GIVEN REQUEST | Below is some material; set it all down exactly, apart from the pictures.

Recorded data |
╔══

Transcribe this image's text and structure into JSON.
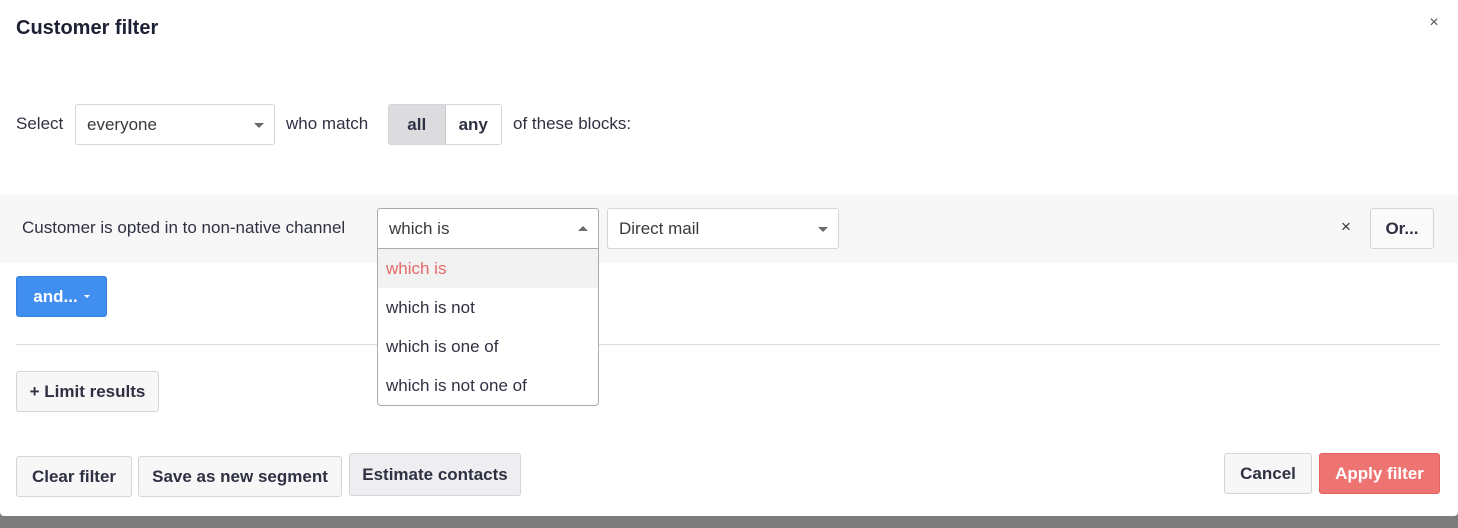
{
  "dialog": {
    "title": "Customer filter",
    "close_label": "×"
  },
  "select_row": {
    "prefix": "Select",
    "audience_value": "everyone",
    "match_label": "who match",
    "match_options": [
      "all",
      "any"
    ],
    "match_selected": "all",
    "suffix": "of these blocks:"
  },
  "block": {
    "label": "Customer is opted in to non-native channel",
    "operator_value": "which is",
    "channel_value": "Direct mail",
    "remove_label": "×",
    "or_label": "Or..."
  },
  "operator_dropdown": {
    "options": [
      "which is",
      "which is not",
      "which is one of",
      "which is not one of"
    ],
    "selected": "which is"
  },
  "and_button": {
    "label": "and..."
  },
  "limit_button": {
    "label": "+ Limit results"
  },
  "footer": {
    "clear": "Clear filter",
    "save_segment": "Save as new segment",
    "estimate": "Estimate contacts",
    "cancel": "Cancel",
    "apply": "Apply filter"
  },
  "colors": {
    "primary": "#3f8ef0",
    "danger": "#ee7471",
    "selected_option_text": "#e46a67",
    "block_background": "#f7f7f8"
  }
}
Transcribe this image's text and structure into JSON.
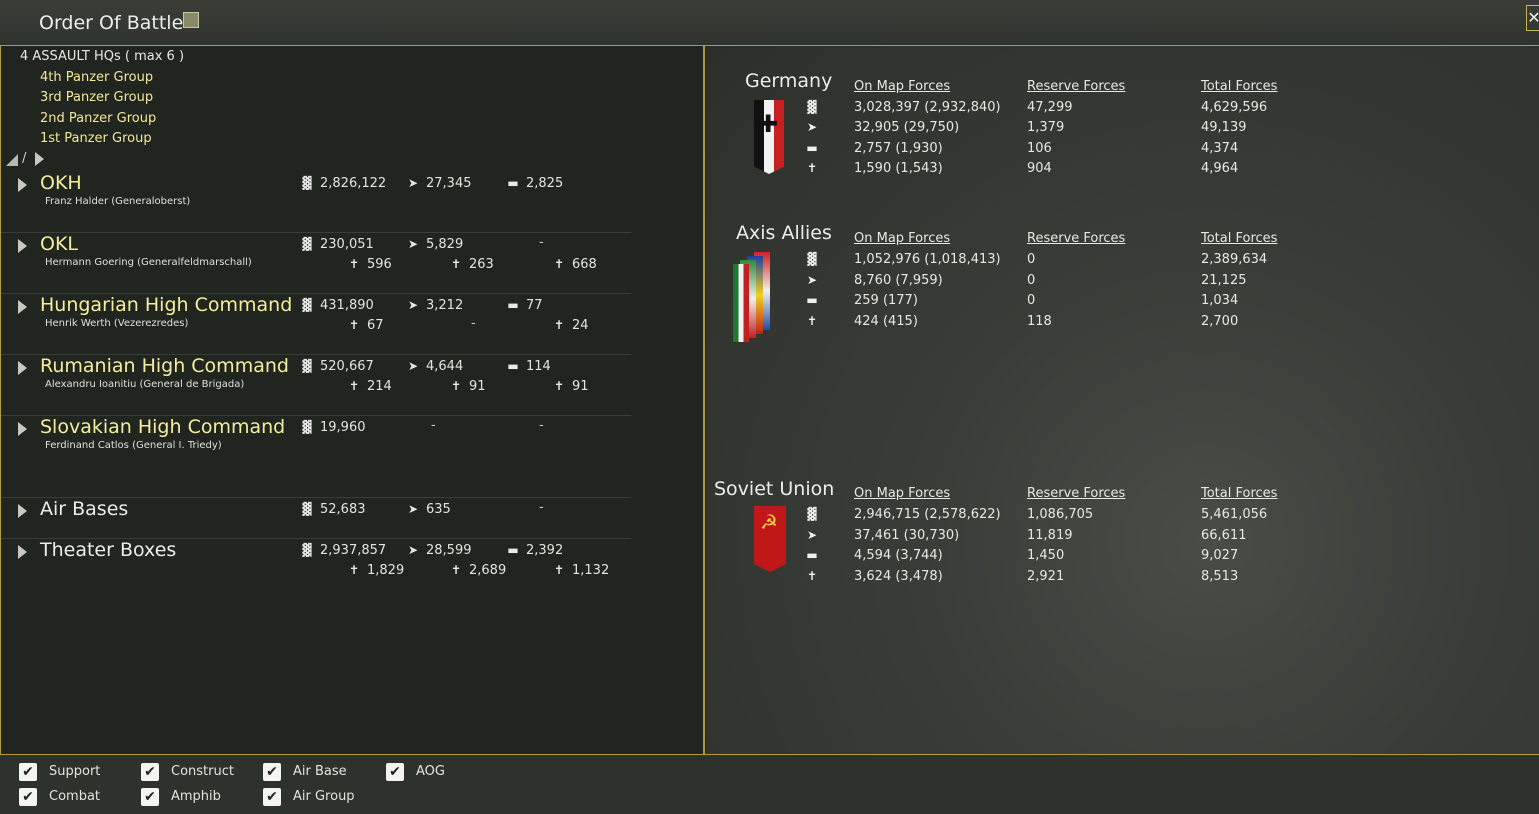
{
  "window": {
    "title": "Order Of Battle",
    "close_label": "✕"
  },
  "icons": {
    "men": "▓",
    "gun": "➤",
    "tank": "▬",
    "plane": "✝"
  },
  "hq": {
    "header": "4 ASSAULT HQs ( max 6 )",
    "items": [
      "4th Panzer Group",
      "3rd Panzer Group",
      "2nd Panzer Group",
      "1st Panzer Group"
    ],
    "nav_slash": "/"
  },
  "commands": [
    {
      "name": "OKH",
      "leader": "Franz Halder  (Generaloberst)",
      "men": "2,826,122",
      "guns": "27,345",
      "afv": "2,825",
      "aircraft": [
        "",
        "",
        ""
      ],
      "dashes": []
    },
    {
      "name": "OKL",
      "leader": "Hermann Goering  (Generalfeldmarschall)",
      "men": "230,051",
      "guns": "5,829",
      "afv": "-",
      "aircraft": [
        "596",
        "263",
        "668"
      ]
    },
    {
      "name": "Hungarian High Command",
      "leader": "Henrik Werth  (Vezerezredes)",
      "men": "431,890",
      "guns": "3,212",
      "afv": "77",
      "aircraft": [
        "67",
        "-",
        "24"
      ]
    },
    {
      "name": "Rumanian High Command",
      "leader": "Alexandru Ioanitiu  (General de Brigada)",
      "men": "520,667",
      "guns": "4,644",
      "afv": "114",
      "aircraft": [
        "214",
        "91",
        "91"
      ]
    },
    {
      "name": "Slovakian High Command",
      "leader": "Ferdinand Catlos  (General I. Triedy)",
      "men": "19,960",
      "guns": "-",
      "afv": "-"
    },
    {
      "name": "Air Bases",
      "men": "52,683",
      "guns": "635",
      "afv": "-"
    },
    {
      "name": "Theater Boxes",
      "men": "2,937,857",
      "guns": "28,599",
      "afv": "2,392",
      "aircraft": [
        "1,829",
        "2,689",
        "1,132"
      ]
    }
  ],
  "nations": {
    "headers": {
      "onmap": "On Map Forces",
      "reserve": "Reserve Forces",
      "total": "Total Forces"
    },
    "germany": {
      "name": "Germany",
      "rows": [
        [
          "3,028,397 (2,932,840)",
          "47,299",
          "4,629,596"
        ],
        [
          "32,905 (29,750)",
          "1,379",
          "49,139"
        ],
        [
          "2,757 (1,930)",
          "106",
          "4,374"
        ],
        [
          "1,590 (1,543)",
          "904",
          "4,964"
        ]
      ]
    },
    "axis": {
      "name": "Axis Allies",
      "rows": [
        [
          "1,052,976 (1,018,413)",
          "0",
          "2,389,634"
        ],
        [
          "8,760 (7,959)",
          "0",
          "21,125"
        ],
        [
          "259 (177)",
          "0",
          "1,034"
        ],
        [
          "424 (415)",
          "118",
          "2,700"
        ]
      ]
    },
    "soviet": {
      "name": "Soviet Union",
      "rows": [
        [
          "2,946,715 (2,578,622)",
          "1,086,705",
          "5,461,056"
        ],
        [
          "37,461 (30,730)",
          "11,819",
          "66,611"
        ],
        [
          "4,594 (3,744)",
          "1,450",
          "9,027"
        ],
        [
          "3,624 (3,478)",
          "2,921",
          "8,513"
        ]
      ]
    }
  },
  "filters": [
    "Support",
    "Construct",
    "Air Base",
    "AOG",
    "Combat",
    "Amphib",
    "Air Group"
  ],
  "check_mark": "✔",
  "flag_symbols": {
    "germany": "✚",
    "soviet": "☭"
  },
  "colors": {
    "accent_gold": "#b09a3e",
    "command_yellow": "#f4ee9c",
    "hq_yellow": "#f2e79a",
    "soviet_red": "#c01818"
  }
}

╚══

EXERCISE ANSWER |
Transcribe this image's text and structure into JSON.
{
  "dialog": {
    "title": "Customer filter",
    "close_label": "×"
  },
  "select_row": {
    "prefix": "Select",
    "audience_value": "everyone",
    "match_label": "who match",
    "match_options": [
      "all",
      "any"
    ],
    "match_selected": "all",
    "suffix": "of these blocks:"
  },
  "block": {
    "label": "Customer is opted in to non-native channel",
    "operator_value": "which is",
    "channel_value": "Direct mail",
    "remove_label": "×",
    "or_label": "Or..."
  },
  "operator_dropdown": {
    "options": [
      "which is",
      "which is not",
      "which is one of",
      "which is not one of"
    ],
    "selected": "which is"
  },
  "and_button": {
    "label": "and..."
  },
  "limit_button": {
    "label": "+ Limit results"
  },
  "footer": {
    "clear": "Clear filter",
    "save_segment": "Save as new segment",
    "estimate": "Estimate contacts",
    "cancel": "Cancel",
    "apply": "Apply filter"
  },
  "colors": {
    "primary": "#3f8ef0",
    "danger": "#ee7471",
    "selected_option_text": "#e46a67",
    "block_background": "#f7f7f8"
  }
}
Transcribe this image's text and structure into JSON.
{
  "window": {
    "title": "Order Of Battle",
    "close_label": "✕"
  },
  "icons": {
    "men": "▓",
    "gun": "➤",
    "tank": "▬",
    "plane": "✝"
  },
  "hq": {
    "header": "4 ASSAULT HQs ( max 6 )",
    "items": [
      "4th Panzer Group",
      "3rd Panzer Group",
      "2nd Panzer Group",
      "1st Panzer Group"
    ],
    "nav_slash": "/"
  },
  "commands": [
    {
      "name": "OKH",
      "leader": "Franz Halder  (Generaloberst)",
      "men": "2,826,122",
      "guns": "27,345",
      "afv": "2,825",
      "aircraft": [
        "",
        "",
        ""
      ],
      "dashes": []
    },
    {
      "name": "OKL",
      "leader": "Hermann Goering  (Generalfeldmarschall)",
      "men": "230,051",
      "guns": "5,829",
      "afv": "-",
      "aircraft": [
        "596",
        "263",
        "668"
      ]
    },
    {
      "name": "Hungarian High Command",
      "leader": "Henrik Werth  (Vezerezredes)",
      "men": "431,890",
      "guns": "3,212",
      "afv": "77",
      "aircraft": [
        "67",
        "-",
        "24"
      ]
    },
    {
      "name": "Rumanian High Command",
      "leader": "Alexandru Ioanitiu  (General de Brigada)",
      "men": "520,667",
      "guns": "4,644",
      "afv": "114",
      "aircraft": [
        "214",
        "91",
        "91"
      ]
    },
    {
      "name": "Slovakian High Command",
      "leader": "Ferdinand Catlos  (General I. Triedy)",
      "men": "19,960",
      "guns": "-",
      "afv": "-"
    },
    {
      "name": "Air Bases",
      "men": "52,683",
      "guns": "635",
      "afv": "-"
    },
    {
      "name": "Theater Boxes",
      "men": "2,937,857",
      "guns": "28,599",
      "afv": "2,392",
      "aircraft": [
        "1,829",
        "2,689",
        "1,132"
      ]
    }
  ],
  "nations": {
    "headers": {
      "onmap": "On Map Forces",
      "reserve": "Reserve Forces",
      "total": "Total Forces"
    },
    "germany": {
      "name": "Germany",
      "rows": [
        [
          "3,028,397 (2,932,840)",
          "47,299",
          "4,629,596"
        ],
        [
          "32,905 (29,750)",
          "1,379",
          "49,139"
        ],
        [
          "2,757 (1,930)",
          "106",
          "4,374"
        ],
        [
          "1,590 (1,543)",
          "904",
          "4,964"
        ]
      ]
    },
    "axis": {
      "name": "Axis Allies",
      "rows": [
        [
          "1,052,976 (1,018,413)",
          "0",
          "2,389,634"
        ],
        [
          "8,760 (7,959)",
          "0",
          "21,125"
        ],
        [
          "259 (177)",
          "0",
          "1,034"
        ],
        [
          "424 (415)",
          "118",
          "2,700"
        ]
      ]
    },
    "soviet": {
      "name": "Soviet Union",
      "rows": [
        [
          "2,946,715 (2,578,622)",
          "1,086,705",
          "5,461,056"
        ],
        [
          "37,461 (30,730)",
          "11,819",
          "66,611"
        ],
        [
          "4,594 (3,744)",
          "1,450",
          "9,027"
        ],
        [
          "3,624 (3,478)",
          "2,921",
          "8,513"
        ]
      ]
    }
  },
  "filters": [
    "Support",
    "Construct",
    "Air Base",
    "AOG",
    "Combat",
    "Amphib",
    "Air Group"
  ],
  "check_mark": "✔",
  "flag_symbols": {
    "germany": "✚",
    "soviet": "☭"
  },
  "colors": {
    "accent_gold": "#b09a3e",
    "command_yellow": "#f4ee9c",
    "hq_yellow": "#f2e79a",
    "soviet_red": "#c01818"
  }
}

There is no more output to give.